» What to do:
Please give the data below again in full, exactly as it stands.

» Provided material:
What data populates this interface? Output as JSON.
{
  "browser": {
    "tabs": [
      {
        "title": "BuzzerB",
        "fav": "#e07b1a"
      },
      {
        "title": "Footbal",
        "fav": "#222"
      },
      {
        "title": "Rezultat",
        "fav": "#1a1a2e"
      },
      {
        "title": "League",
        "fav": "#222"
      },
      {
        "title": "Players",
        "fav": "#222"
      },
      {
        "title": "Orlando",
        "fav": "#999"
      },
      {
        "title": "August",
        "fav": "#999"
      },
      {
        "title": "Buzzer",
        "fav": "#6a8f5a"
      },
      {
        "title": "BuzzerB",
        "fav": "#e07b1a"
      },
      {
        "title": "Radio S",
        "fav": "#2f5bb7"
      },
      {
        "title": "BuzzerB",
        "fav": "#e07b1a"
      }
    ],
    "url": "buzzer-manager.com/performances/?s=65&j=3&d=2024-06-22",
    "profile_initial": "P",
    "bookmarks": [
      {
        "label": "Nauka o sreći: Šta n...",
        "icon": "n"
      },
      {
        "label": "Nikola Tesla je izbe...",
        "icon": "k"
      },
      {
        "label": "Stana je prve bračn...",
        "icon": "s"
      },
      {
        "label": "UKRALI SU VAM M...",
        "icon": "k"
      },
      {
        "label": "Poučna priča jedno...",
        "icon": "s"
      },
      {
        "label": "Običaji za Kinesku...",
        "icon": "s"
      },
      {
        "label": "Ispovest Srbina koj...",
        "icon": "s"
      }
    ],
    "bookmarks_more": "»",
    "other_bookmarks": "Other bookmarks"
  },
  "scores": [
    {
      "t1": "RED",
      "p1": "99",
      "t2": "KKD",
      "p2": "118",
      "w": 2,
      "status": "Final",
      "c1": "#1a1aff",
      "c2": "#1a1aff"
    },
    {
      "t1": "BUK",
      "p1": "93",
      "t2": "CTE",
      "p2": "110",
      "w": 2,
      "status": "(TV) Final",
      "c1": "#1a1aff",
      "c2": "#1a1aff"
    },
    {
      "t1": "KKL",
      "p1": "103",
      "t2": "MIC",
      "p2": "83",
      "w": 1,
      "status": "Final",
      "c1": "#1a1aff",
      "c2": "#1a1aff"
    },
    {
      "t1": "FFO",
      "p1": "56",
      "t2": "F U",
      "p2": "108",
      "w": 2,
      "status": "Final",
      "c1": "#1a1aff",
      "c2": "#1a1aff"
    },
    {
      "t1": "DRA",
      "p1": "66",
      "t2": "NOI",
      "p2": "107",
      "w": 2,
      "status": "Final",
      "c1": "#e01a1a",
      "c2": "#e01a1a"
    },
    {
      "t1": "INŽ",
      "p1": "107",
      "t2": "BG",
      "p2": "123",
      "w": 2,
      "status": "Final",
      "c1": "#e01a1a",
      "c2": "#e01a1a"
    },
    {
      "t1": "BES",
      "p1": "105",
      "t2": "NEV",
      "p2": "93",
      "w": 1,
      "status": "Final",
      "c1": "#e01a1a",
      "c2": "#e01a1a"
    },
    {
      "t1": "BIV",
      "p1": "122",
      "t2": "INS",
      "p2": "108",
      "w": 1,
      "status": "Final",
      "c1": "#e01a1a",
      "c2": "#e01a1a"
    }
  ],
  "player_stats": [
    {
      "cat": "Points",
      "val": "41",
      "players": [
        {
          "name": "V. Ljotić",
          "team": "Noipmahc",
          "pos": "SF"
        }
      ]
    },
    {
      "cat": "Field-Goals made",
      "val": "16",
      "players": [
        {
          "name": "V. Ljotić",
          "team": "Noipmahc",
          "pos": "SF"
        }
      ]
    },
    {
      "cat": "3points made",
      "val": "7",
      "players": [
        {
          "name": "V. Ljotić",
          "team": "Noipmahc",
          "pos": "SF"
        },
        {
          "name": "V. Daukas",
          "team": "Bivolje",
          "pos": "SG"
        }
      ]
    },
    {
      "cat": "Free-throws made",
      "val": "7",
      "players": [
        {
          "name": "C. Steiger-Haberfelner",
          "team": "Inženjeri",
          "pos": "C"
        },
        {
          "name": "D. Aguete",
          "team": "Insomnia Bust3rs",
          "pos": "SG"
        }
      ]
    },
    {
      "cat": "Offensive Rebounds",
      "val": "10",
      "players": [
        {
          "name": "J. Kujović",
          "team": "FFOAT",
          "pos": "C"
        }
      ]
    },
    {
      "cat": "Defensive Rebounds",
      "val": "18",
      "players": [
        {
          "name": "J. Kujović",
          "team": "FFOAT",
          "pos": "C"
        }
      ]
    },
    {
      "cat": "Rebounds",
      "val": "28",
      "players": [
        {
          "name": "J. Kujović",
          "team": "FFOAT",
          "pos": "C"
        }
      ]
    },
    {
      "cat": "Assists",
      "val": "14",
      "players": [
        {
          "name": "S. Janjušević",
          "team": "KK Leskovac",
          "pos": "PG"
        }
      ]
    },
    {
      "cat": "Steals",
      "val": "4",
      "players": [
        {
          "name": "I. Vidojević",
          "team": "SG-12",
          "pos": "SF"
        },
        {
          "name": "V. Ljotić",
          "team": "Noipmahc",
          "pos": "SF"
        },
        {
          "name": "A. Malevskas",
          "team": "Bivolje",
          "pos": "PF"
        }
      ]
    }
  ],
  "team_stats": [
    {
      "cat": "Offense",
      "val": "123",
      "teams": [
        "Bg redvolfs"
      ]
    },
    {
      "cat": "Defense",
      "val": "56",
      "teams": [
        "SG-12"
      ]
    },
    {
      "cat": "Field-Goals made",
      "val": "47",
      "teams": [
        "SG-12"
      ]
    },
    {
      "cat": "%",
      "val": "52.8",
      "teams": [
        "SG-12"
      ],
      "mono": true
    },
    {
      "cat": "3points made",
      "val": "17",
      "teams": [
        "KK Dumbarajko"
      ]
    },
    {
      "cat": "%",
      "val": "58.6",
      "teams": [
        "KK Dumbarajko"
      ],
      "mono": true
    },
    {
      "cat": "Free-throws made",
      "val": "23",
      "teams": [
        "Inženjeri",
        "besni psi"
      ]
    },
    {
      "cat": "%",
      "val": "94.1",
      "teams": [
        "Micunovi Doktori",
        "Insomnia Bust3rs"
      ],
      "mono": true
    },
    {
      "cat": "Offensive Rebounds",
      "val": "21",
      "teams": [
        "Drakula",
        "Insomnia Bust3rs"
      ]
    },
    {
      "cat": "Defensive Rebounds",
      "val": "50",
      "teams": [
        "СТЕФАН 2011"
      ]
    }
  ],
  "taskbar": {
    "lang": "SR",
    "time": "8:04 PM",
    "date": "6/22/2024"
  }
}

» Exercise solution:
What data populates this interface? Output as JSON.
{
  "browser": {
    "tabs": [
      {
        "title": "BuzzerB",
        "fav": "#e07b1a"
      },
      {
        "title": "Footbal",
        "fav": "#222"
      },
      {
        "title": "Rezultat",
        "fav": "#1a1a2e"
      },
      {
        "title": "League",
        "fav": "#222"
      },
      {
        "title": "Players",
        "fav": "#222"
      },
      {
        "title": "Orlando",
        "fav": "#999"
      },
      {
        "title": "August",
        "fav": "#999"
      },
      {
        "title": "Buzzer",
        "fav": "#6a8f5a"
      },
      {
        "title": "BuzzerB",
        "fav": "#e07b1a"
      },
      {
        "title": "Radio S",
        "fav": "#2f5bb7"
      },
      {
        "title": "BuzzerB",
        "fav": "#e07b1a"
      }
    ],
    "url": "buzzer-manager.com/performances/?s=65&j=3&d=2024-06-22",
    "profile_initial": "P",
    "bookmarks": [
      {
        "label": "Nauka o sreći: Šta n...",
        "icon": "n"
      },
      {
        "label": "Nikola Tesla je izbe...",
        "icon": "k"
      },
      {
        "label": "Stana je prve bračn...",
        "icon": "s"
      },
      {
        "label": "UKRALI SU VAM M...",
        "icon": "k"
      },
      {
        "label": "Poučna priča jedno...",
        "icon": "s"
      },
      {
        "label": "Običaji za Kinesku...",
        "icon": "s"
      },
      {
        "label": "Ispovest Srbina koj...",
        "icon": "s"
      }
    ],
    "bookmarks_more": "»",
    "other_bookmarks": "Other bookmarks"
  },
  "scores": [
    {
      "t1": "RED",
      "p1": "99",
      "t2": "KKD",
      "p2": "118",
      "w": 2,
      "status": "Final",
      "c1": "#1a1aff",
      "c2": "#1a1aff"
    },
    {
      "t1": "BUK",
      "p1": "93",
      "t2": "CTE",
      "p2": "110",
      "w": 2,
      "status": "(TV) Final",
      "c1": "#1a1aff",
      "c2": "#1a1aff"
    },
    {
      "t1": "KKL",
      "p1": "103",
      "t2": "MIC",
      "p2": "83",
      "w": 1,
      "status": "Final",
      "c1": "#1a1aff",
      "c2": "#1a1aff"
    },
    {
      "t1": "FFO",
      "p1": "56",
      "t2": "F U",
      "p2": "108",
      "w": 2,
      "status": "Final",
      "c1": "#1a1aff",
      "c2": "#1a1aff"
    },
    {
      "t1": "DRA",
      "p1": "66",
      "t2": "NOI",
      "p2": "107",
      "w": 2,
      "status": "Final",
      "c1": "#e01a1a",
      "c2": "#e01a1a"
    },
    {
      "t1": "INŽ",
      "p1": "107",
      "t2": "BG",
      "p2": "123",
      "w": 2,
      "status": "Final",
      "c1": "#e01a1a",
      "c2": "#e01a1a"
    },
    {
      "t1": "BES",
      "p1": "105",
      "t2": "NEV",
      "p2": "93",
      "w": 1,
      "status": "Final",
      "c1": "#e01a1a",
      "c2": "#e01a1a"
    },
    {
      "t1": "BIV",
      "p1": "122",
      "t2": "INS",
      "p2": "108",
      "w": 1,
      "status": "Final",
      "c1": "#e01a1a",
      "c2": "#e01a1a"
    }
  ],
  "player_stats": [
    {
      "cat": "Points",
      "val": "41",
      "players": [
        {
          "name": "V. Ljotić",
          "team": "Noipmahc",
          "pos": "SF"
        }
      ]
    },
    {
      "cat": "Field-Goals made",
      "val": "16",
      "players": [
        {
          "name": "V. Ljotić",
          "team": "Noipmahc",
          "pos": "SF"
        }
      ]
    },
    {
      "cat": "3points made",
      "val": "7",
      "players": [
        {
          "name": "V. Ljotić",
          "team": "Noipmahc",
          "pos": "SF"
        },
        {
          "name": "V. Daukas",
          "team": "Bivolje",
          "pos": "SG"
        }
      ]
    },
    {
      "cat": "Free-throws made",
      "val": "7",
      "players": [
        {
          "name": "C. Steiger-Haberfelner",
          "team": "Inženjeri",
          "pos": "C"
        },
        {
          "name": "D. Aguete",
          "team": "Insomnia Bust3rs",
          "pos": "SG"
        }
      ]
    },
    {
      "cat": "Offensive Rebounds",
      "val": "10",
      "players": [
        {
          "name": "J. Kujović",
          "team": "FFOAT",
          "pos": "C"
        }
      ]
    },
    {
      "cat": "Defensive Rebounds",
      "val": "18",
      "players": [
        {
          "name": "J. Kujović",
          "team": "FFOAT",
          "pos": "C"
        }
      ]
    },
    {
      "cat": "Rebounds",
      "val": "28",
      "players": [
        {
          "name": "J. Kujović",
          "team": "FFOAT",
          "pos": "C"
        }
      ]
    },
    {
      "cat": "Assists",
      "val": "14",
      "players": [
        {
          "name": "S. Janjušević",
          "team": "KK Leskovac",
          "pos": "PG"
        }
      ]
    },
    {
      "cat": "Steals",
      "val": "4",
      "players": [
        {
          "name": "I. Vidojević",
          "team": "SG-12",
          "pos": "SF"
        },
        {
          "name": "V. Ljotić",
          "team": "Noipmahc",
          "pos": "SF"
        },
        {
          "name": "A. Malevskas",
          "team": "Bivolje",
          "pos": "PF"
        }
      ]
    }
  ],
  "team_stats": [
    {
      "cat": "Offense",
      "val": "123",
      "teams": [
        "Bg redvolfs"
      ]
    },
    {
      "cat": "Defense",
      "val": "56",
      "teams": [
        "SG-12"
      ]
    },
    {
      "cat": "Field-Goals made",
      "val": "47",
      "teams": [
        "SG-12"
      ]
    },
    {
      "cat": "%",
      "val": "52.8",
      "teams": [
        "SG-12"
      ],
      "mono": true
    },
    {
      "cat": "3points made",
      "val": "17",
      "teams": [
        "KK Dumbarajko"
      ]
    },
    {
      "cat": "%",
      "val": "58.6",
      "teams": [
        "KK Dumbarajko"
      ],
      "mono": true
    },
    {
      "cat": "Free-throws made",
      "val": "23",
      "teams": [
        "Inženjeri",
        "besni psi"
      ]
    },
    {
      "cat": "%",
      "val": "94.1",
      "teams": [
        "Micunovi Doktori",
        "Insomnia Bust3rs"
      ],
      "mono": true
    },
    {
      "cat": "Offensive Rebounds",
      "val": "21",
      "teams": [
        "Drakula",
        "Insomnia Bust3rs"
      ]
    },
    {
      "cat": "Defensive Rebounds",
      "val": "50",
      "teams": [
        "СТЕФАН 2011"
      ]
    }
  ],
  "taskbar": {
    "lang": "SR",
    "time": "8:04 PM",
    "date": "6/22/2024"
  }
}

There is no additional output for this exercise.